# Problem statement
Each entry must be given again exactly; images do not belong in the copy.

# Records supplied
====
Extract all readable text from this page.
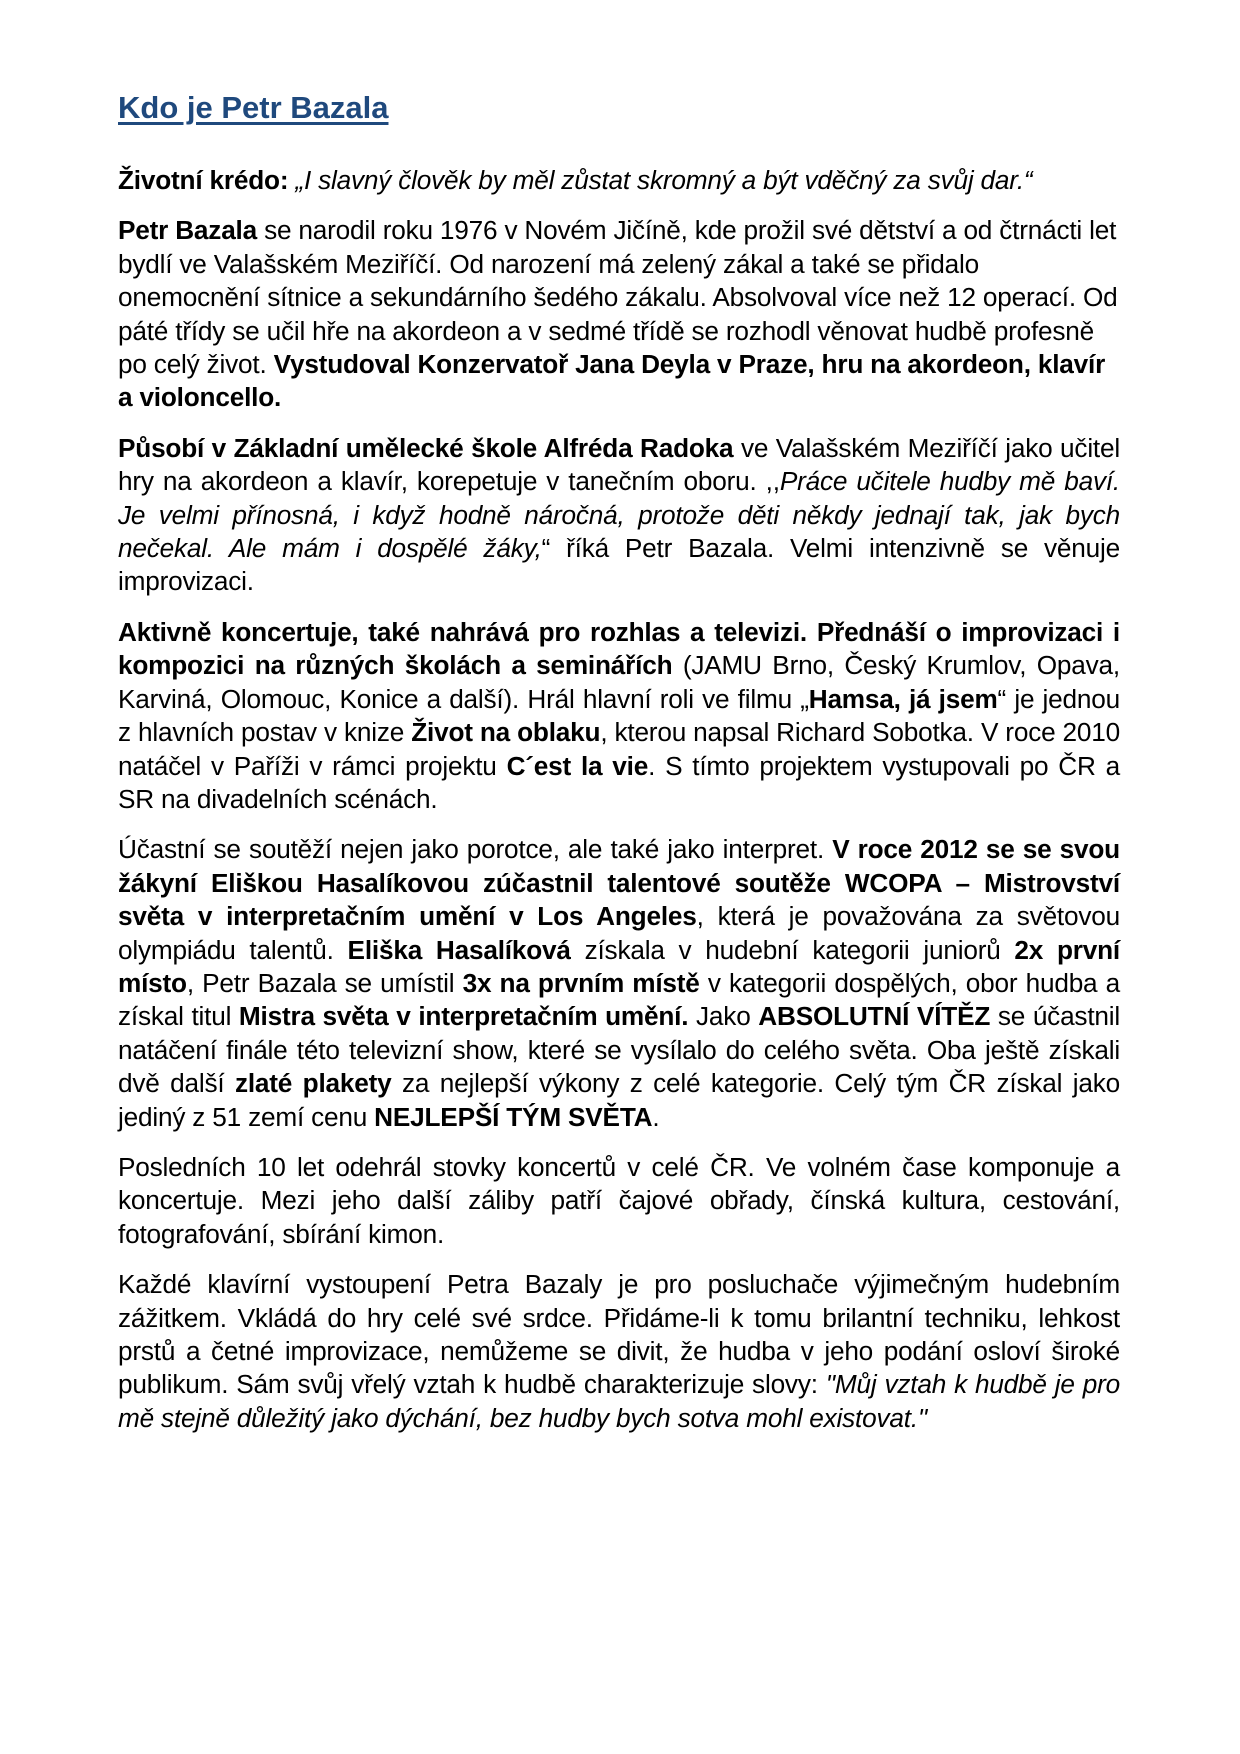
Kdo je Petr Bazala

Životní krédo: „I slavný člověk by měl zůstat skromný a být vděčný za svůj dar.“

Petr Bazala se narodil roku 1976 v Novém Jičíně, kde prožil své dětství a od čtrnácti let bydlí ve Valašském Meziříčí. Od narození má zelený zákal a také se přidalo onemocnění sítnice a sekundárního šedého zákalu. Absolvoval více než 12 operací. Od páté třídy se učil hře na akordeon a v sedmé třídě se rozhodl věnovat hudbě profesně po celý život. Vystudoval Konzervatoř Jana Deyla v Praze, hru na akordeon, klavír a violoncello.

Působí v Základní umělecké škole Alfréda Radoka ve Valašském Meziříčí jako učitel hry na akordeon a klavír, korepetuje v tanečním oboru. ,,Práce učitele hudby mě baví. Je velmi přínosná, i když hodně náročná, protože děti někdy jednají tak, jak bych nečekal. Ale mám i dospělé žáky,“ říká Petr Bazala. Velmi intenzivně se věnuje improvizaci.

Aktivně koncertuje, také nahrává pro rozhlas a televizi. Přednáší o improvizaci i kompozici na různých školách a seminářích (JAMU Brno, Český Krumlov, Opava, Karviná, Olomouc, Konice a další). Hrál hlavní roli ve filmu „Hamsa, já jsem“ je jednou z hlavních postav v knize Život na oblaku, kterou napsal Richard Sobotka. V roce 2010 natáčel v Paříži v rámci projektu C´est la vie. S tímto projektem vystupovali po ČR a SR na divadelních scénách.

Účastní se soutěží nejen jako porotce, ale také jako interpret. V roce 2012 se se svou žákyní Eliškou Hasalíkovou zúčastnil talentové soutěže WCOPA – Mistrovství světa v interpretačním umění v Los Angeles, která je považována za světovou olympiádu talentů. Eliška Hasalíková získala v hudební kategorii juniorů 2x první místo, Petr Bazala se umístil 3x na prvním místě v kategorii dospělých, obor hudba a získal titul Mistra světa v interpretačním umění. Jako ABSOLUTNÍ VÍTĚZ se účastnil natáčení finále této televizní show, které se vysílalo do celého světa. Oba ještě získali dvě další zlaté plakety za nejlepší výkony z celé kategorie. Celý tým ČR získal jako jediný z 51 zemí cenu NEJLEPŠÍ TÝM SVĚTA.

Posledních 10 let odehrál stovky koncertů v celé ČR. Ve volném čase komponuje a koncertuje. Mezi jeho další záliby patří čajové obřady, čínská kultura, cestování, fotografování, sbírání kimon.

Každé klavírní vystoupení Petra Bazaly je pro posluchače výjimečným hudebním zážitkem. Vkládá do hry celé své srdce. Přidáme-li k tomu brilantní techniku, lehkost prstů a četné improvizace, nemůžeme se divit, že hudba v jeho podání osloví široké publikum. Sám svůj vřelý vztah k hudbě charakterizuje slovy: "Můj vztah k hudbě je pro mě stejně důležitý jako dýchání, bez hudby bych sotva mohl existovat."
====
# Reply to the exercise
Extract all readable text from this page.
Kdo je Petr Bazala

Životní krédo: „I slavný člověk by měl zůstat skromný a být vděčný za svůj dar.“

Petr Bazala se narodil roku 1976 v Novém Jičíně, kde prožil své dětství a od čtrnácti let bydlí ve Valašském Meziříčí. Od narození má zelený zákal a také se přidalo onemocnění sítnice a sekundárního šedého zákalu. Absolvoval více než 12 operací. Od páté třídy se učil hře na akordeon a v sedmé třídě se rozhodl věnovat hudbě profesně po celý život. Vystudoval Konzervatoř Jana Deyla v Praze, hru na akordeon, klavír a violoncello.

Působí v Základní umělecké škole Alfréda Radoka ve Valašském Meziříčí jako učitel hry na akordeon a klavír, korepetuje v tanečním oboru. ,,Práce učitele hudby mě baví. Je velmi přínosná, i když hodně náročná, protože děti někdy jednají tak, jak bych nečekal. Ale mám i dospělé žáky,“ říká Petr Bazala. Velmi intenzivně se věnuje improvizaci.

Aktivně koncertuje, také nahrává pro rozhlas a televizi. Přednáší o improvizaci i kompozici na různých školách a seminářích (JAMU Brno, Český Krumlov, Opava, Karviná, Olomouc, Konice a další). Hrál hlavní roli ve filmu „Hamsa, já jsem“ je jednou z hlavních postav v knize Život na oblaku, kterou napsal Richard Sobotka. V roce 2010 natáčel v Paříži v rámci projektu C´est la vie. S tímto projektem vystupovali po ČR a SR na divadelních scénách.

Účastní se soutěží nejen jako porotce, ale také jako interpret. V roce 2012 se se svou žákyní Eliškou Hasalíkovou zúčastnil talentové soutěže WCOPA – Mistrovství světa v interpretačním umění v Los Angeles, která je považována za světovou olympiádu talentů. Eliška Hasalíková získala v hudební kategorii juniorů 2x první místo, Petr Bazala se umístil 3x na prvním místě v kategorii dospělých, obor hudba a získal titul Mistra světa v interpretačním umění. Jako ABSOLUTNÍ VÍTĚZ se účastnil natáčení finále této televizní show, které se vysílalo do celého světa. Oba ještě získali dvě další zlaté plakety za nejlepší výkony z celé kategorie. Celý tým ČR získal jako jediný z 51 zemí cenu NEJLEPŠÍ TÝM SVĚTA.

Posledních 10 let odehrál stovky koncertů v celé ČR. Ve volném čase komponuje a koncertuje. Mezi jeho další záliby patří čajové obřady, čínská kultura, cestování, fotografování, sbírání kimon.

Každé klavírní vystoupení Petra Bazaly je pro posluchače výjimečným hudebním zážitkem. Vkládá do hry celé své srdce. Přidáme-li k tomu brilantní techniku, lehkost prstů a četné improvizace, nemůžeme se divit, že hudba v jeho podání osloví široké publikum. Sám svůj vřelý vztah k hudbě charakterizuje slovy: "Můj vztah k hudbě je pro mě stejně důležitý jako dýchání, bez hudby bych sotva mohl existovat."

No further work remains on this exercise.